Kutipan Pilihan>
= = = =

Islam sangat mengutamakan kedisiplinan, terutama
penggunaan waktu, bahkan Allah SWT bersumpah demi masa (waktu). Rasulullah SAW
sendiri mewaspadai betul waktu, sehingga beliau bersabda: “ Pergunakanlah
lima kesempatan sebelum datang lima kesempitan: sehatmu sebelum sakitmu, waktu
lapangmu sebelum waktu sempitmu, masa mudamu sebelum masa tuamu, masa kayamu
sebelum masa miskinmu, dan waktu hidupmu sebelum matimu”. (H.R. Baihaqi)
Kemudian murid juga selektif dalam membentuk lingkungan
pergaulan, karena lingkungan turut membentuk corak pendidikan, perilaku, dan
pola pikir seseorang. Seperti sabda Nabi SAW:
Artinya:” Perumpamaan sahabat yang baik dan sahabat
yang buruk itu bagaikan pembawa misik (kasturi) dan penyulut api. Pembawa
kasturi terkadang memberi kepadamu atau kau membeli dirinya, atau (paling
tidak) kamu mencium bau harumnya. Adapun penyulut api, kalau tidak membakar
pakaianmu, maka kamu mendapat bau baranya”.

= = = =

Isi Data>
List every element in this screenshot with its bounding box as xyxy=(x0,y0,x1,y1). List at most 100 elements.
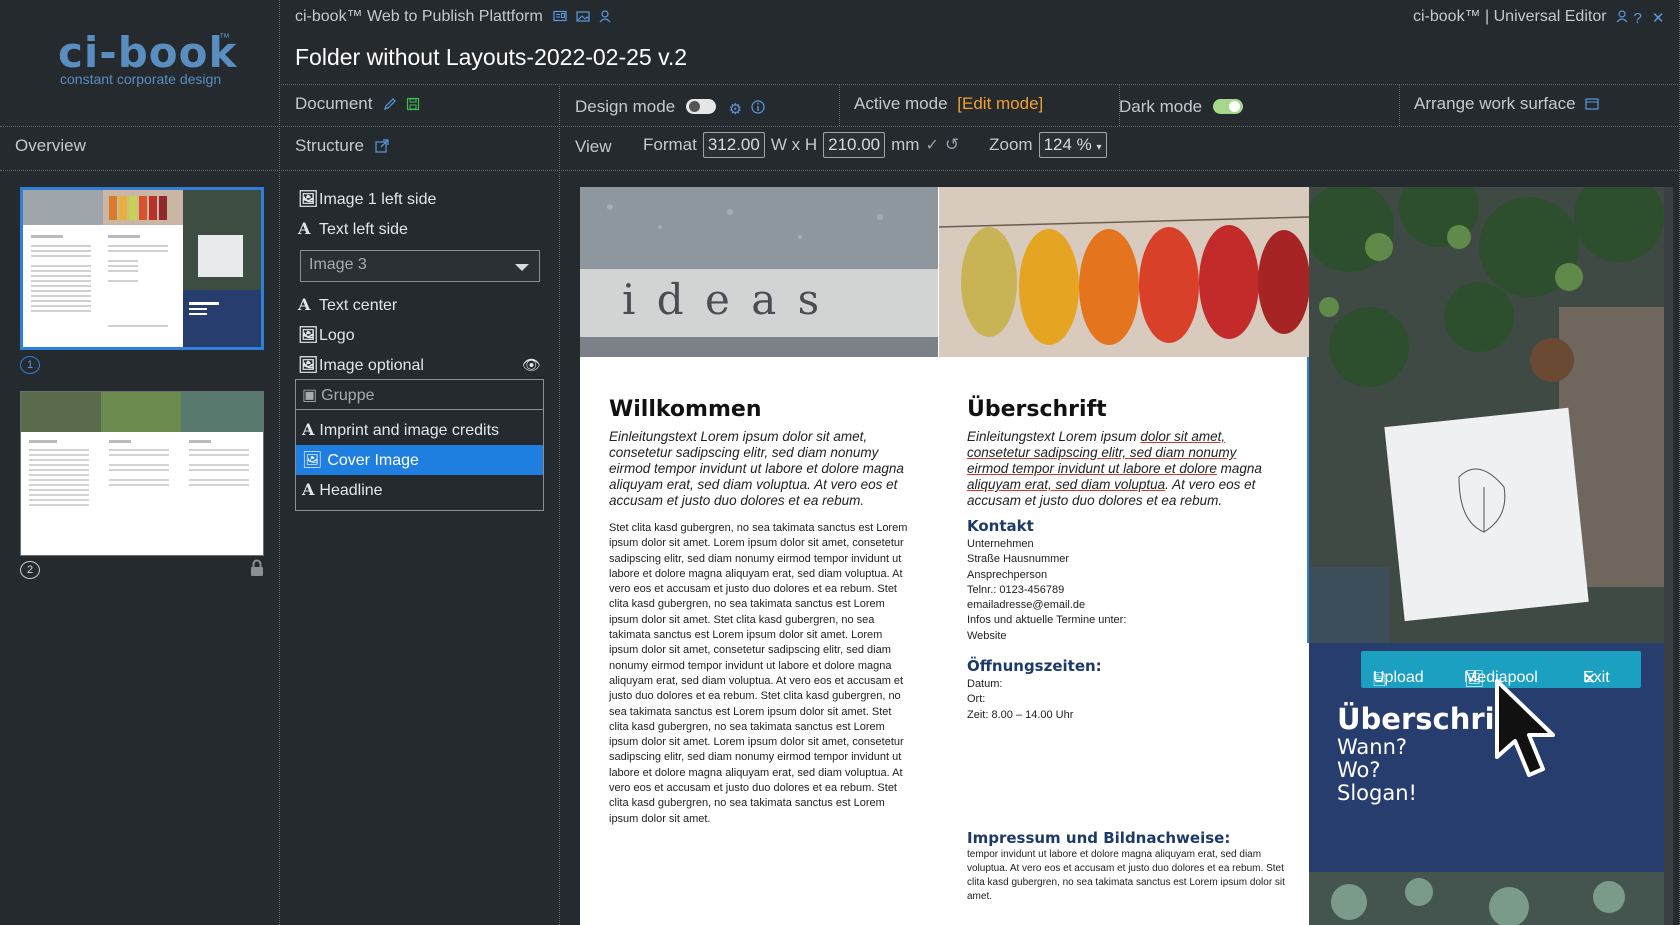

= = = =

Tugas> Ringkaslah kutipan tentang kedisiplinan waktu dan pergaulan ini dalam dua kalimat.

Jawaban> Islam sangat mengutamakan kedisiplinan, terutama dalam penggunaan waktu, sehingga Rasulullah SAW bersabda agar lima kesempatan dipergunakan sebelum datang lima kesempitan. Murid juga perlu selektif dalam membentuk lingkungan pergaulan karena lingkungan turut membentuk corak pendidikan, perilaku, dan pola pikir seseorang, sebagaimana Nabi SAW mengumpamakan sahabat yang baik sebagai pembawa kasturi dan sahabat yang buruk sebagai penyulut api.